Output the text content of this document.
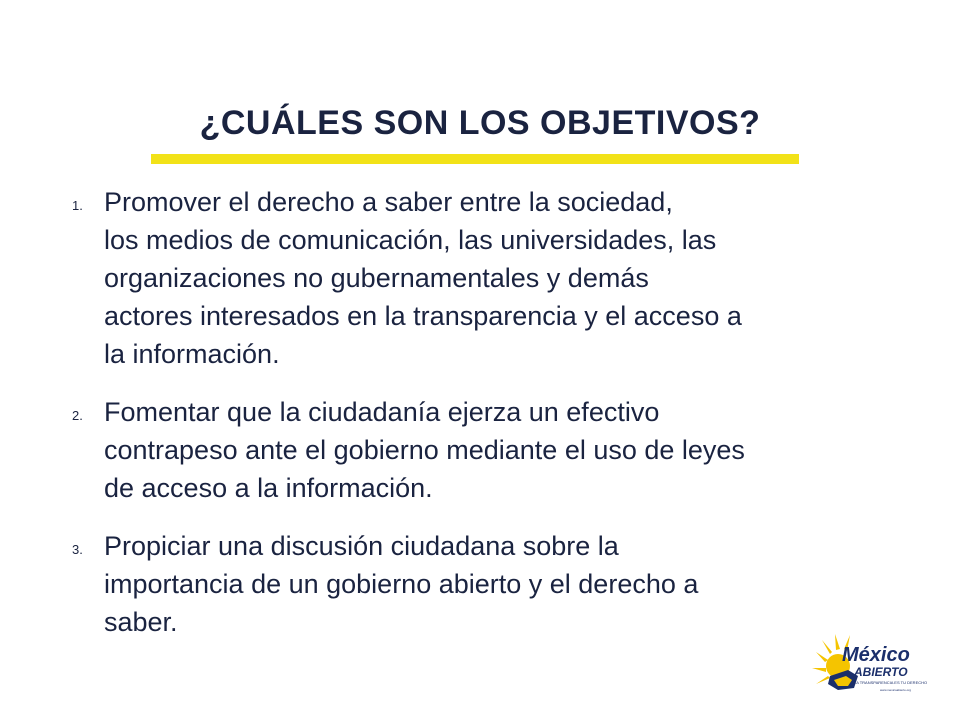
¿CUÁLES SON LOS OBJETIVOS?
1. Promover el derecho a saber entre la sociedad,
los medios de comunicación, las universidades, las
organizaciones no gubernamentales y demás
actores interesados en la transparencia y el acceso a
la información.
2. Fomentar que la ciudadanía ejerza un efectivo
contrapeso ante el gobierno mediante el uso de leyes
de acceso a la información.
3. Propiciar una discusión ciudadana sobre la
importancia de un gobierno abierto y el derecho a
saber.
México
ABIERTO
LA TRANSPARENCIA ES TU DERECHO
www.mexicoabierto.org
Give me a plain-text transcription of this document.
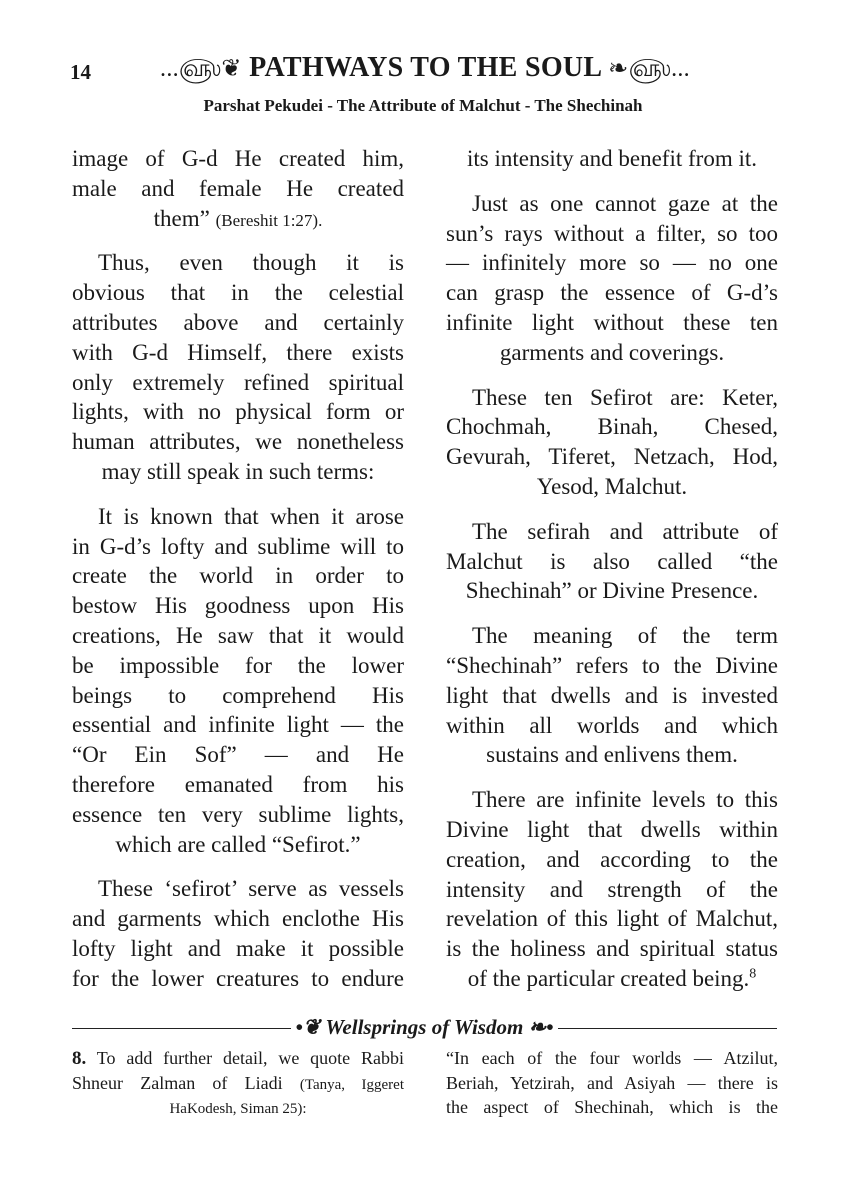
14	...௵❦ PATHWAYS TO THE SOUL ❧௵...
Parshat Pekudei - The Attribute of Malchut - The Shechinah
image of G-d He created him,
male and female He created
them” (Bereshit 1:27).
Thus, even though it is
obvious that in the celestial
attributes above and certainly
with G-d Himself, there exists
only extremely refined spiritual
lights, with no physical form or
human attributes, we nonetheless
may still speak in such terms:
It is known that when it arose
in G-d’s lofty and sublime will to
create the world in order to
bestow His goodness upon His
creations, He saw that it would
be impossible for the lower
beings to comprehend His
essential and infinite light — the
“Or Ein Sof” — and He
therefore emanated from his
essence ten very sublime lights,
which are called “Sefirot.”
These ‘sefirot’ serve as vessels
and garments which enclothe His
lofty light and make it possible
for the lower creatures to endure
its intensity and benefit from it.
Just as one cannot gaze at the
sun’s rays without a filter, so too
— infinitely more so — no one
can grasp the essence of G-d’s
infinite light without these ten
garments and coverings.
These ten Sefirot are: Keter,
Chochmah, Binah, Chesed,
Gevurah, Tiferet, Netzach, Hod,
Yesod, Malchut.
The sefirah and attribute of
Malchut is also called “the
Shechinah” or Divine Presence.
The meaning of the term
“Shechinah” refers to the Divine
light that dwells and is invested
within all worlds and which
sustains and enlivens them.
There are infinite levels to this
Divine light that dwells within
creation, and according to the
intensity and strength of the
revelation of this light of Malchut,
is the holiness and spiritual status
of the particular created being.$^8$
•❦ Wellsprings of Wisdom ❧•
8. To add further detail, we quote Rabbi
Shneur Zalman of Liadi (Tanya, Iggeret
HaKodesh, Siman 25):
“In each of the four worlds — Atzilut,
Beriah, Yetzirah, and Asiyah — there is
the aspect of Shechinah, which is the
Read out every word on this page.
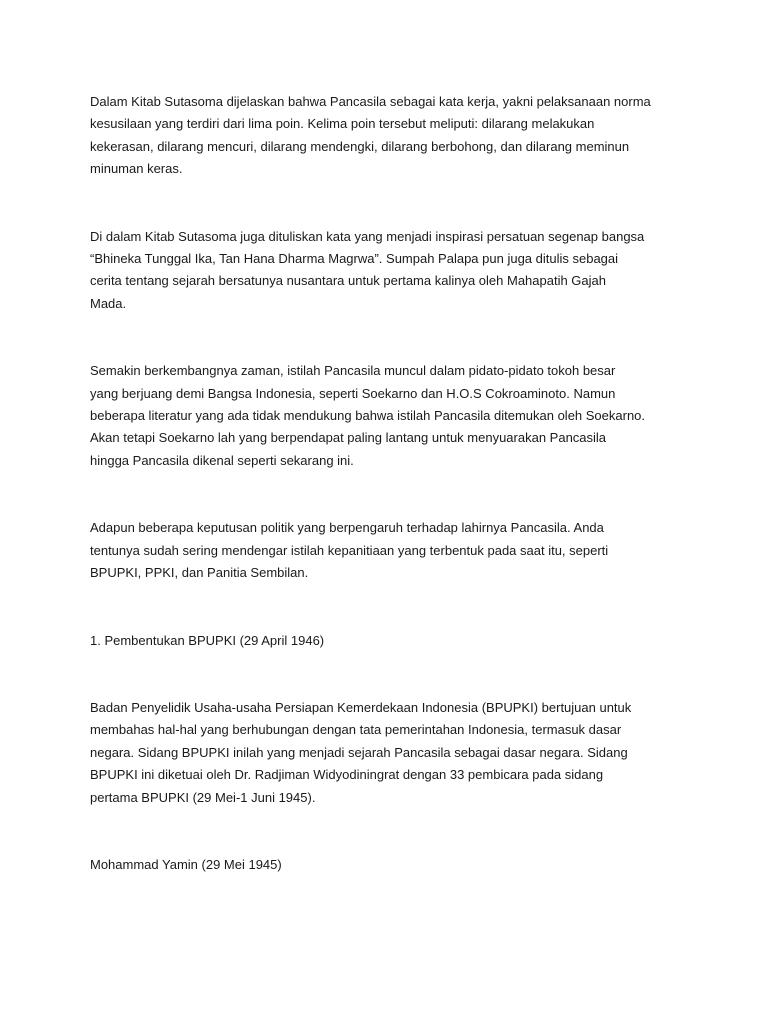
Dalam Kitab Sutasoma dijelaskan bahwa Pancasila sebagai kata kerja, yakni pelaksanaan norma
kesusilaan yang terdiri dari lima poin. Kelima poin tersebut meliputi: dilarang melakukan
kekerasan, dilarang mencuri, dilarang mendengki, dilarang berbohong, dan dilarang meminun
minuman keras.

Di dalam Kitab Sutasoma juga dituliskan kata yang menjadi inspirasi persatuan segenap bangsa
“Bhineka Tunggal Ika, Tan Hana Dharma Magrwa”. Sumpah Palapa pun juga ditulis sebagai
cerita tentang sejarah bersatunya nusantara untuk pertama kalinya oleh Mahapatih Gajah
Mada.

Semakin berkembangnya zaman, istilah Pancasila muncul dalam pidato-pidato tokoh besar
yang berjuang demi Bangsa Indonesia, seperti Soekarno dan H.O.S Cokroaminoto. Namun
beberapa literatur yang ada tidak mendukung bahwa istilah Pancasila ditemukan oleh Soekarno.
Akan tetapi Soekarno lah yang berpendapat paling lantang untuk menyuarakan Pancasila
hingga Pancasila dikenal seperti sekarang ini.

Adapun beberapa keputusan politik yang berpengaruh terhadap lahirnya Pancasila. Anda
tentunya sudah sering mendengar istilah kepanitiaan yang terbentuk pada saat itu, seperti
BPUPKI, PPKI, dan Panitia Sembilan.

1. Pembentukan BPUPKI (29 April 1946)

Badan Penyelidik Usaha-usaha Persiapan Kemerdekaan Indonesia (BPUPKI) bertujuan untuk
membahas hal-hal yang berhubungan dengan tata pemerintahan Indonesia, termasuk dasar
negara. Sidang BPUPKI inilah yang menjadi sejarah Pancasila sebagai dasar negara. Sidang
BPUPKI ini diketuai oleh Dr. Radjiman Widyodiningrat dengan 33 pembicara pada sidang
pertama BPUPKI (29 Mei-1 Juni 1945).

Mohammad Yamin (29 Mei 1945)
┄┄┄┄┄┄
EXERCISE OBJECTIVE:
Restate the data above exactly, stripping out each image.

TASK RESPONSE:
Output the text content of this document.
¿CUÁLES SON LOS OBJETIVOS?
1. Promover el derecho a saber entre la sociedad,
los medios de comunicación, las universidades, las
organizaciones no gubernamentales y demás
actores interesados en la transparencia y el acceso a
la información.
2. Fomentar que la ciudadanía ejerza un efectivo
contrapeso ante el gobierno mediante el uso de leyes
de acceso a la información.
3. Propiciar una discusión ciudadana sobre la
importancia de un gobierno abierto y el derecho a
saber.
México
ABIERTO
LA TRANSPARENCIA ES TU DERECHO
www.mexicoabierto.org
Give me a plain-text transcription of this document.
14	...௵❦ PATHWAYS TO THE SOUL ❧௵...
Parshat Pekudei - The Attribute of Malchut - The Shechinah
image of G-d He created him,
male and female He created
them” (Bereshit 1:27).
Thus, even though it is
obvious that in the celestial
attributes above and certainly
with G-d Himself, there exists
only extremely refined spiritual
lights, with no physical form or
human attributes, we nonetheless
may still speak in such terms:
It is known that when it arose
in G-d’s lofty and sublime will to
create the world in order to
bestow His goodness upon His
creations, He saw that it would
be impossible for the lower
beings to comprehend His
essential and infinite light — the
“Or Ein Sof” — and He
therefore emanated from his
essence ten very sublime lights,
which are called “Sefirot.”
These ‘sefirot’ serve as vessels
and garments which enclothe His
lofty light and make it possible
for the lower creatures to endure
its intensity and benefit from it.
Just as one cannot gaze at the
sun’s rays without a filter, so too
— infinitely more so — no one
can grasp the essence of G-d’s
infinite light without these ten
garments and coverings.
These ten Sefirot are: Keter,
Chochmah, Binah, Chesed,
Gevurah, Tiferet, Netzach, Hod,
Yesod, Malchut.
The sefirah and attribute of
Malchut is also called “the
Shechinah” or Divine Presence.
The meaning of the term
“Shechinah” refers to the Divine
light that dwells and is invested
within all worlds and which
sustains and enlivens them.
There are infinite levels to this
Divine light that dwells within
creation, and according to the
intensity and strength of the
revelation of this light of Malchut,
is the holiness and spiritual status
of the particular created being.$^8$
•❦ Wellsprings of Wisdom ❧•
8. To add further detail, we quote Rabbi
Shneur Zalman of Liadi (Tanya, Iggeret
HaKodesh, Siman 25):
“In each of the four worlds — Atzilut,
Beriah, Yetzirah, and Asiyah — there is
the aspect of Shechinah, which is the
Read out every word on this page.
Dalam Kitab Sutasoma dijelaskan bahwa Pancasila sebagai kata kerja, yakni pelaksanaan norma
kesusilaan yang terdiri dari lima poin. Kelima poin tersebut meliputi: dilarang melakukan
kekerasan, dilarang mencuri, dilarang mendengki, dilarang berbohong, dan dilarang meminun
minuman keras.

Di dalam Kitab Sutasoma juga dituliskan kata yang menjadi inspirasi persatuan segenap bangsa
“Bhineka Tunggal Ika, Tan Hana Dharma Magrwa”. Sumpah Palapa pun juga ditulis sebagai
cerita tentang sejarah bersatunya nusantara untuk pertama kalinya oleh Mahapatih Gajah
Mada.

Semakin berkembangnya zaman, istilah Pancasila muncul dalam pidato-pidato tokoh besar
yang berjuang demi Bangsa Indonesia, seperti Soekarno dan H.O.S Cokroaminoto. Namun
beberapa literatur yang ada tidak mendukung bahwa istilah Pancasila ditemukan oleh Soekarno.
Akan tetapi Soekarno lah yang berpendapat paling lantang untuk menyuarakan Pancasila
hingga Pancasila dikenal seperti sekarang ini.

Adapun beberapa keputusan politik yang berpengaruh terhadap lahirnya Pancasila. Anda
tentunya sudah sering mendengar istilah kepanitiaan yang terbentuk pada saat itu, seperti
BPUPKI, PPKI, dan Panitia Sembilan.

1. Pembentukan BPUPKI (29 April 1946)

Badan Penyelidik Usaha-usaha Persiapan Kemerdekaan Indonesia (BPUPKI) bertujuan untuk
membahas hal-hal yang berhubungan dengan tata pemerintahan Indonesia, termasuk dasar
negara. Sidang BPUPKI inilah yang menjadi sejarah Pancasila sebagai dasar negara. Sidang
BPUPKI ini diketuai oleh Dr. Radjiman Widyodiningrat dengan 33 pembicara pada sidang
pertama BPUPKI (29 Mei-1 Juni 1945).

Mohammad Yamin (29 Mei 1945)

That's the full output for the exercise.